> _Extracted entries_:
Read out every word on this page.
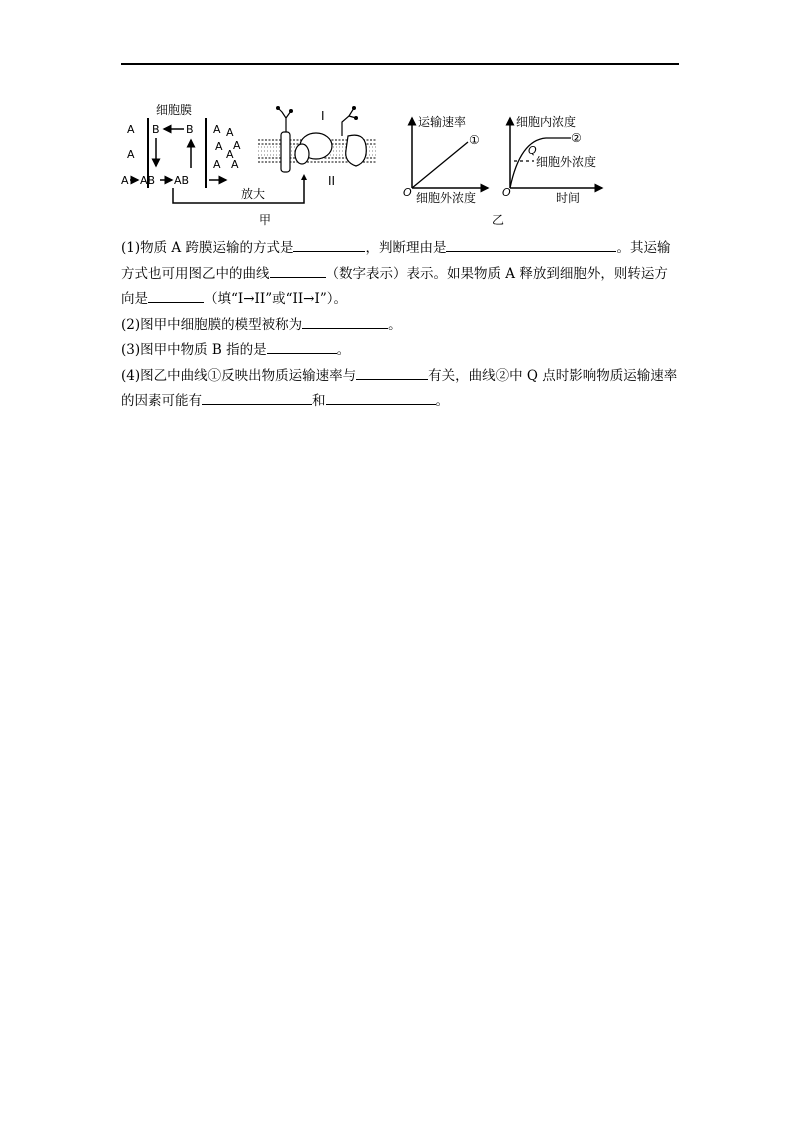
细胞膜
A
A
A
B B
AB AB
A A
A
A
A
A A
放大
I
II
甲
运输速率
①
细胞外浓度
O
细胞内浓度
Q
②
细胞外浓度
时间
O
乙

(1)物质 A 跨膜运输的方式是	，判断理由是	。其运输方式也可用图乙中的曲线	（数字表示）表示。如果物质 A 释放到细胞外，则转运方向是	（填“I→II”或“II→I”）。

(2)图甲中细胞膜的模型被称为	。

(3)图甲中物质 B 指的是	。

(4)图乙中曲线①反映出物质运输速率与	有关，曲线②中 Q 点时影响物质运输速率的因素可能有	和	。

==

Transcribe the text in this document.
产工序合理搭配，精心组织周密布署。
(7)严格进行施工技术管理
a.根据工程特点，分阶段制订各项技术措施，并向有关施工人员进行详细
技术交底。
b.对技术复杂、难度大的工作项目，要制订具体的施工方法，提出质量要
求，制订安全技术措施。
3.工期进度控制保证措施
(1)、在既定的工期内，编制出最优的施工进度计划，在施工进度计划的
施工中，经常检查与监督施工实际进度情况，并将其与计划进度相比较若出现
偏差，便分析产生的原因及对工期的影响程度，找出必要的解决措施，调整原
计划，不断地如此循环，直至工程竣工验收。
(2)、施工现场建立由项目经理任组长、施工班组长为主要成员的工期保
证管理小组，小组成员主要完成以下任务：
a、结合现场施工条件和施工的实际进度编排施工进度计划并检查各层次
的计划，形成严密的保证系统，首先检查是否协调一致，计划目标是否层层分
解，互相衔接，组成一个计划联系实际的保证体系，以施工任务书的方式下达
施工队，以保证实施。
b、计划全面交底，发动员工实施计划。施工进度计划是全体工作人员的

---

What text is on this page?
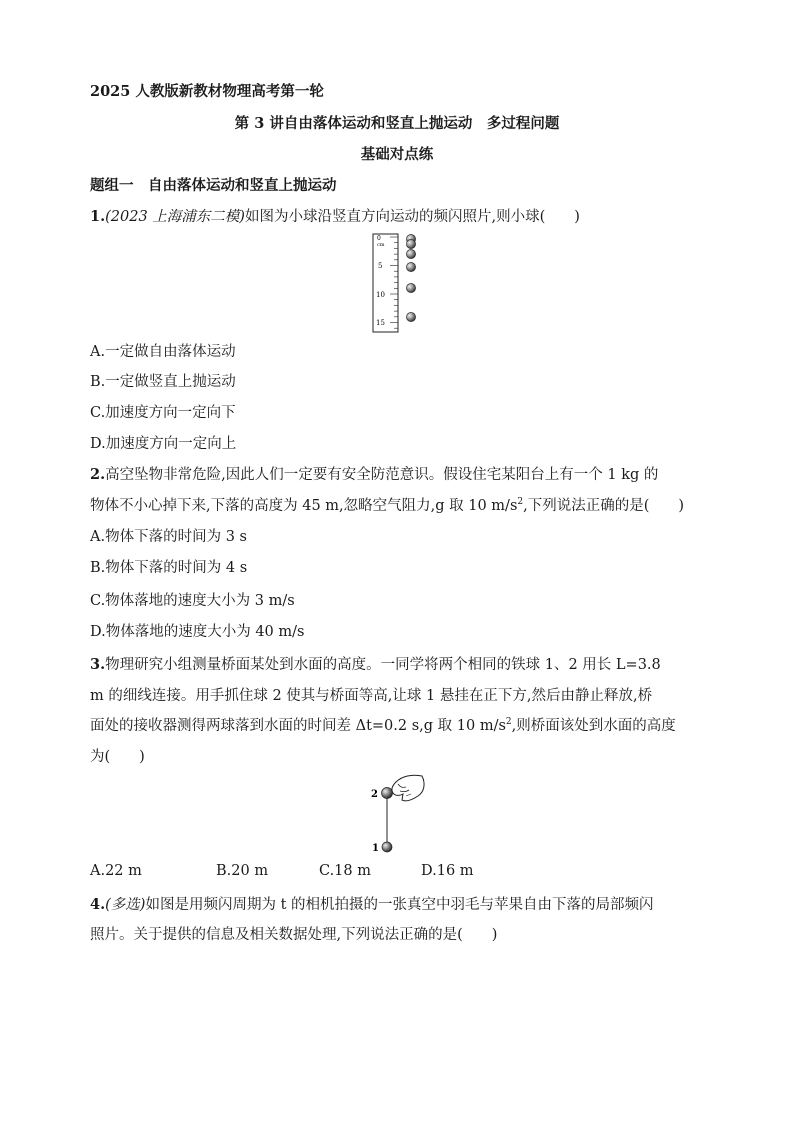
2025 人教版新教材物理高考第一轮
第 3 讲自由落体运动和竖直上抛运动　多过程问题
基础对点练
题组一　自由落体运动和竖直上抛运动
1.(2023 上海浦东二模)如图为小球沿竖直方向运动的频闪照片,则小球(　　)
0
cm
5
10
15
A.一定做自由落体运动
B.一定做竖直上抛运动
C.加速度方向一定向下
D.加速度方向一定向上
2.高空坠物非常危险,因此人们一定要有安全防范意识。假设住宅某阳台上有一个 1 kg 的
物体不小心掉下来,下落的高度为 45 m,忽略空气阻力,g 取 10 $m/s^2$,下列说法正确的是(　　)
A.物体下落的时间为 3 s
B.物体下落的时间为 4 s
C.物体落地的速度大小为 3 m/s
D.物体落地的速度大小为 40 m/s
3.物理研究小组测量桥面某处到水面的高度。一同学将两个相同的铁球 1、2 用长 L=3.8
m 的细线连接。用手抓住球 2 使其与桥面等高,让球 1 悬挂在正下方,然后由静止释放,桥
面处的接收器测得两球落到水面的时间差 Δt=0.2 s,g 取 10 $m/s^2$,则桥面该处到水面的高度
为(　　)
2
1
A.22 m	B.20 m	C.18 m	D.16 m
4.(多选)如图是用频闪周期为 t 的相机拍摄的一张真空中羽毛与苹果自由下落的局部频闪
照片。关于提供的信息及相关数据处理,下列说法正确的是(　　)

> _Stated task_:
Every line of the listing that holds "下列说法正确的是" should be found and copied.

> _Full response_:
物体不小心掉下来,下落的高度为 45 m,忽略空气阻力,g 取 10 $m/s^2$,下列说法正确的是(　　)
照片。关于提供的信息及相关数据处理,下列说法正确的是(　　)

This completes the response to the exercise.